▶ DIRECTIONS
Find every line with the word "hiánya". Copy those lines.

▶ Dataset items
________________________

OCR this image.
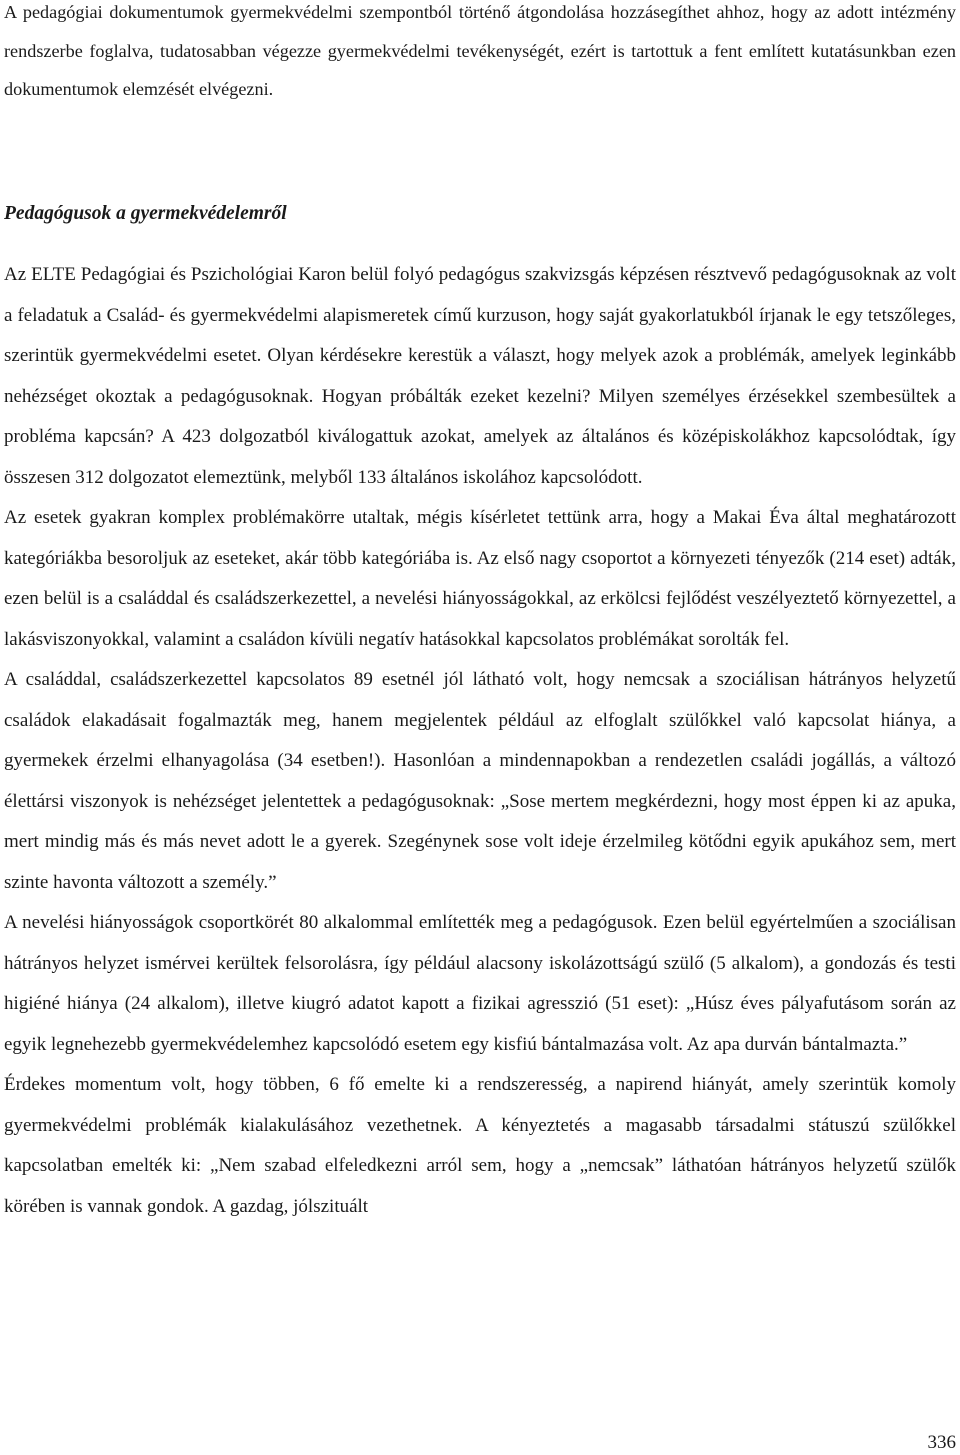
A pedagógiai dokumentumok gyermekvédelmi szempontból történő átgondolása hozzásegíthet ahhoz, hogy az adott intézmény rendszerbe foglalva, tudatosabban végezze gyermekvédelmi tevékenységét, ezért is tartottuk a fent említett kutatásunkban ezen dokumentumok elemzését elvégezni.

Pedagógusok a gyermekvédelemről

Az ELTE Pedagógiai és Pszichológiai Karon belül folyó pedagógus szakvizsgás képzésen résztvevő pedagógusoknak az volt a feladatuk a Család- és gyermekvédelmi alapismeretek című kurzuson, hogy saját gyakorlatukból írjanak le egy tetszőleges, szerintük gyermekvédelmi esetet. Olyan kérdésekre kerestük a választ, hogy melyek azok a problémák, amelyek leginkább nehézséget okoztak a pedagógusoknak. Hogyan próbálták ezeket kezelni? Milyen személyes érzésekkel szembesültek a probléma kapcsán? A 423 dolgozatból kiválogattuk azokat, amelyek az általános és középiskolákhoz kapcsolódtak, így összesen 312 dolgozatot elemeztünk, melyből 133 általános iskolához kapcsolódott.

Az esetek gyakran komplex problémakörre utaltak, mégis kísérletet tettünk arra, hogy a Makai Éva által meghatározott kategóriákba besoroljuk az eseteket, akár több kategóriába is. Az első nagy csoportot a környezeti tényezők (214 eset) adták, ezen belül is a családdal és családszerkezettel, a nevelési hiányosságokkal, az erkölcsi fejlődést veszélyeztető környezettel, a lakásviszonyokkal, valamint a családon kívüli negatív hatásokkal kapcsolatos problémákat sorolták fel.

A családdal, családszerkezettel kapcsolatos 89 esetnél jól látható volt, hogy nemcsak a szociálisan hátrányos helyzetű családok elakadásait fogalmazták meg, hanem megjelentek például az elfoglalt szülőkkel való kapcsolat hiánya, a gyermekek érzelmi elhanyagolása (34 esetben!). Hasonlóan a mindennapokban a rendezetlen családi jogállás, a változó élettársi viszonyok is nehézséget jelentettek a pedagógusoknak: „Sose mertem megkérdezni, hogy most éppen ki az apuka, mert mindig más és más nevet adott le a gyerek. Szegénynek sose volt ideje érzelmileg kötődni egyik apukához sem, mert szinte havonta változott a személy.”

A nevelési hiányosságok csoportkörét 80 alkalommal említették meg a pedagógusok. Ezen belül egyértelműen a szociálisan hátrányos helyzet ismérvei kerültek felsorolásra, így például alacsony iskolázottságú szülő (5 alkalom), a gondozás és testi higiéné hiánya (24 alkalom), illetve kiugró adatot kapott a fizikai agresszió (51 eset): „Húsz éves pályafutásom során az egyik legnehezebb gyermekvédelemhez kapcsolódó esetem egy kisfiú bántalmazása volt. Az apa durván bántalmazta.”

Érdekes momentum volt, hogy többen, 6 fő emelte ki a rendszeresség, a napirend hiányát, amely szerintük komoly gyermekvédelmi problémák kialakulásához vezethetnek. A kényeztetés a magasabb társadalmi státuszú szülőkkel kapcsolatban emelték ki: „Nem szabad elfeledkezni arról sem, hogy a „nemcsak” láthatóan hátrányos helyzetű szülők körében is vannak gondok. A gazdag, jólszituált

336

________________________

▶ FULL RESPONSE
A családdal, családszerkezettel kapcsolatos 89 esetnél jól látható volt, hogy nemcsak a szociálisan hátrányos helyzetű családok elakadásait fogalmazták meg, hanem megjelentek például az elfoglalt szülőkkel való kapcsolat hiánya, a gyermekek érzelmi elhanyagolása (34 esetben!). Hasonlóan a mindennapokban a rendezetlen családi jogállás, a változó élettársi viszonyok is nehézséget jelentettek a pedagógusoknak: „Sose mertem megkérdezni, hogy most éppen ki az apuka, mert mindig más és más nevet adott le a gyerek. Szegénynek sose volt ideje érzelmileg kötődni egyik apukához sem, mert szinte havonta változott a személy.”
A nevelési hiányosságok csoportkörét 80 alkalommal említették meg a pedagógusok. Ezen belül egyértelműen a szociálisan hátrányos helyzet ismérvei kerültek felsorolásra, így például alacsony iskolázottságú szülő (5 alkalom), a gondozás és testi higiéné hiánya (24 alkalom), illetve kiugró adatot kapott a fizikai agresszió (51 eset): „Húsz éves pályafutásom során az egyik legnehezebb gyermekvédelemhez kapcsolódó esetem egy kisfiú bántalmazása volt. Az apa durván bántalmazta.”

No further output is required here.